DATA FOR THIS TASK
════
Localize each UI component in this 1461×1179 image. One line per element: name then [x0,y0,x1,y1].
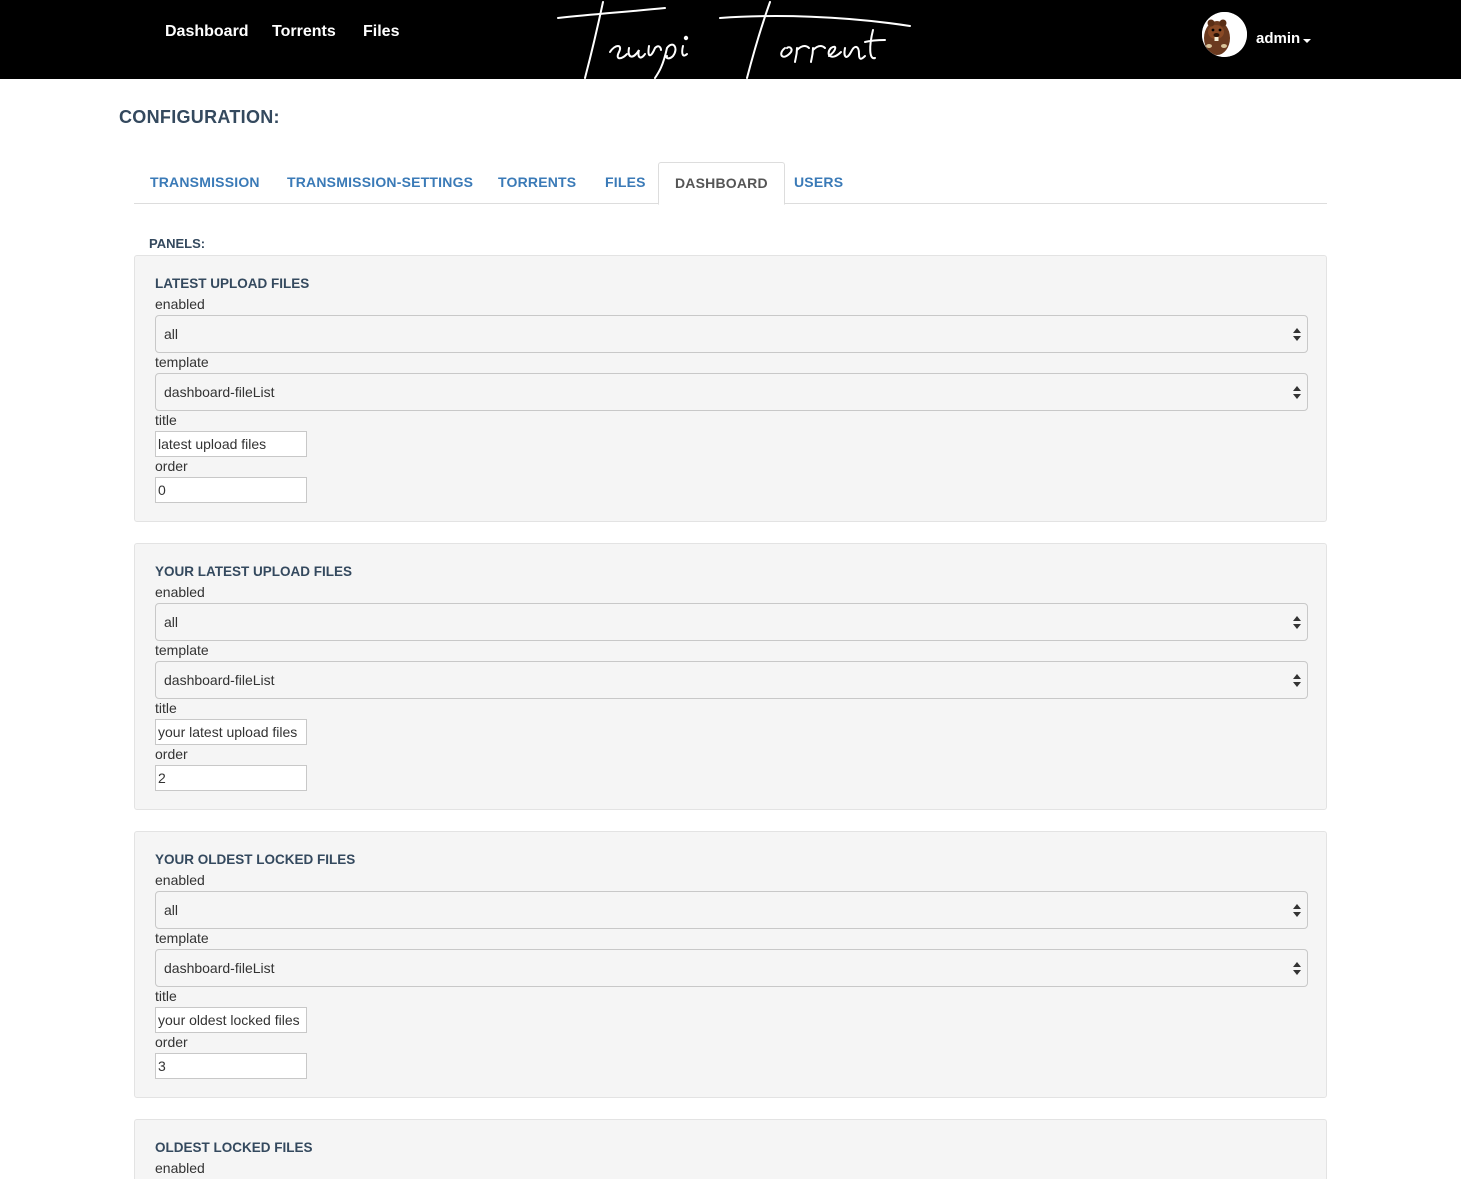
enabled-label: enabled [155,296,205,312]
enabled-select[interactable]: all [155,603,1308,641]
tab-files[interactable]: FILES [589,162,662,204]
nav-link-files[interactable]: Files [363,22,399,42]
tab-transmission[interactable]: TRANSMISSION [134,162,276,204]
title-input[interactable]: your oldest locked files [155,1007,307,1033]
order-input[interactable]: 2 [155,765,307,791]
select-arrows-icon [1293,386,1301,400]
select-arrows-icon [1293,674,1301,688]
title-label: title [155,412,177,428]
tab-torrents[interactable]: TORRENTS [482,162,592,204]
title-input[interactable]: your latest upload files [155,719,307,745]
order-label: order [155,746,188,762]
panel-oldest-locked-files: OLDEST LOCKED FILES enabled [134,1119,1327,1179]
select-arrows-icon [1293,616,1301,630]
enabled-select[interactable]: all [155,315,1308,353]
beaver-avatar-icon [1202,12,1247,57]
enabled-label: enabled [155,1160,205,1176]
panel-your-oldest-locked-files: YOUR OLDEST LOCKED FILES enabled all tem… [134,831,1327,1098]
select-arrows-icon [1293,904,1301,918]
select-arrows-icon [1293,328,1301,342]
title-label: title [155,700,177,716]
user-avatar[interactable] [1202,12,1247,57]
template-select[interactable]: dashboard-fileList [155,373,1308,411]
config-tabs: TRANSMISSION TRANSMISSION-SETTINGS TORRE… [134,162,1327,205]
tab-dashboard[interactable]: DASHBOARD [658,162,785,205]
enabled-select-value: all [164,902,179,918]
title-label: title [155,988,177,1004]
brand-logo[interactable] [555,0,915,79]
enabled-select-value: all [164,614,179,630]
template-label: template [155,642,209,658]
enabled-label: enabled [155,872,205,888]
template-select[interactable]: dashboard-fileList [155,949,1308,987]
template-label: template [155,930,209,946]
nav-link-dashboard[interactable]: Dashboard [165,22,249,42]
title-input[interactable]: latest upload files [155,431,307,457]
panel-your-latest-upload-files: YOUR LATEST UPLOAD FILES enabled all tem… [134,543,1327,810]
template-select-value: dashboard-fileList [164,384,275,400]
enabled-select[interactable]: all [155,891,1308,929]
template-select-value: dashboard-fileList [164,672,275,688]
top-navbar: Dashboard Torrents Files admin [0,0,1461,79]
template-select-value: dashboard-fileList [164,960,275,976]
order-label: order [155,1034,188,1050]
select-arrows-icon [1293,962,1301,976]
panel-title: YOUR OLDEST LOCKED FILES [155,852,356,867]
order-input[interactable]: 0 [155,477,307,503]
panel-title: OLDEST LOCKED FILES [155,1140,313,1155]
user-menu-name[interactable]: admin [1256,30,1300,48]
tab-users[interactable]: USERS [778,162,859,204]
template-label: template [155,354,209,370]
nav-link-torrents[interactable]: Torrents [272,22,336,42]
brand-logo-script [557,1,911,79]
user-menu-caret-icon[interactable] [1303,39,1311,43]
template-select[interactable]: dashboard-fileList [155,661,1308,699]
order-input[interactable]: 3 [155,1053,307,1079]
panel-title: LATEST UPLOAD FILES [155,276,310,291]
panel-title: YOUR LATEST UPLOAD FILES [155,564,353,579]
order-label: order [155,458,188,474]
enabled-select-value: all [164,326,179,342]
tab-transmission-settings[interactable]: TRANSMISSION-SETTINGS [271,162,489,204]
panel-latest-upload-files: LATEST UPLOAD FILES enabled all template… [134,255,1327,522]
page-title: CONFIGURATION: [119,107,280,127]
panels-heading: PANELS: [149,236,206,251]
enabled-label: enabled [155,584,205,600]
════
EXERCISE INSTRUCTIONS
Write out the listing above line for line, leaving out the picture.

FINAL ANSWER
Localize each UI component in this 1461×1179 image. One line per element: name then [x0,y0,x1,y1].
enabled-label: enabled [155,296,205,312]
enabled-select[interactable]: all [155,603,1308,641]
tab-files[interactable]: FILES [589,162,662,204]
nav-link-files[interactable]: Files [363,22,399,42]
tab-transmission[interactable]: TRANSMISSION [134,162,276,204]
title-input[interactable]: your oldest locked files [155,1007,307,1033]
order-input[interactable]: 2 [155,765,307,791]
select-arrows-icon [1293,386,1301,400]
select-arrows-icon [1293,674,1301,688]
title-label: title [155,412,177,428]
tab-torrents[interactable]: TORRENTS [482,162,592,204]
title-input[interactable]: your latest upload files [155,719,307,745]
order-label: order [155,746,188,762]
panel-oldest-locked-files: OLDEST LOCKED FILES enabled [134,1119,1327,1179]
select-arrows-icon [1293,616,1301,630]
enabled-select[interactable]: all [155,315,1308,353]
beaver-avatar-icon [1202,12,1247,57]
enabled-label: enabled [155,1160,205,1176]
panel-your-oldest-locked-files: YOUR OLDEST LOCKED FILES enabled all tem… [134,831,1327,1098]
select-arrows-icon [1293,904,1301,918]
select-arrows-icon [1293,328,1301,342]
title-label: title [155,700,177,716]
user-avatar[interactable] [1202,12,1247,57]
template-select[interactable]: dashboard-fileList [155,373,1308,411]
config-tabs: TRANSMISSION TRANSMISSION-SETTINGS TORRE… [134,162,1327,205]
tab-dashboard[interactable]: DASHBOARD [658,162,785,205]
enabled-select-value: all [164,902,179,918]
title-label: title [155,988,177,1004]
brand-logo[interactable] [555,0,915,79]
enabled-select-value: all [164,614,179,630]
template-label: template [155,642,209,658]
enabled-label: enabled [155,872,205,888]
template-select[interactable]: dashboard-fileList [155,949,1308,987]
template-label: template [155,930,209,946]
nav-link-dashboard[interactable]: Dashboard [165,22,249,42]
title-input[interactable]: latest upload files [155,431,307,457]
panel-your-latest-upload-files: YOUR LATEST UPLOAD FILES enabled all tem… [134,543,1327,810]
template-select-value: dashboard-fileList [164,384,275,400]
enabled-select[interactable]: all [155,891,1308,929]
template-select-value: dashboard-fileList [164,672,275,688]
top-navbar: Dashboard Torrents Files admin [0,0,1461,79]
template-select-value: dashboard-fileList [164,960,275,976]
order-label: order [155,1034,188,1050]
select-arrows-icon [1293,962,1301,976]
panel-title: YOUR OLDEST LOCKED FILES [155,852,356,867]
order-input[interactable]: 0 [155,477,307,503]
panel-title: OLDEST LOCKED FILES [155,1140,313,1155]
user-menu-name[interactable]: admin [1256,30,1300,48]
tab-users[interactable]: USERS [778,162,859,204]
template-label: template [155,354,209,370]
nav-link-torrents[interactable]: Torrents [272,22,336,42]
brand-logo-script [557,1,911,79]
user-menu-caret-icon[interactable] [1303,39,1311,43]
template-select[interactable]: dashboard-fileList [155,661,1308,699]
order-input[interactable]: 3 [155,1053,307,1079]
panel-title: LATEST UPLOAD FILES [155,276,310,291]
panel-title: YOUR LATEST UPLOAD FILES [155,564,353,579]
order-label: order [155,458,188,474]
enabled-select-value: all [164,326,179,342]
tab-transmission-settings[interactable]: TRANSMISSION-SETTINGS [271,162,489,204]
panel-latest-upload-files: LATEST UPLOAD FILES enabled all template… [134,255,1327,522]
page-title: CONFIGURATION: [119,107,280,127]
panels-heading: PANELS: [149,236,206,251]
enabled-label: enabled [155,584,205,600]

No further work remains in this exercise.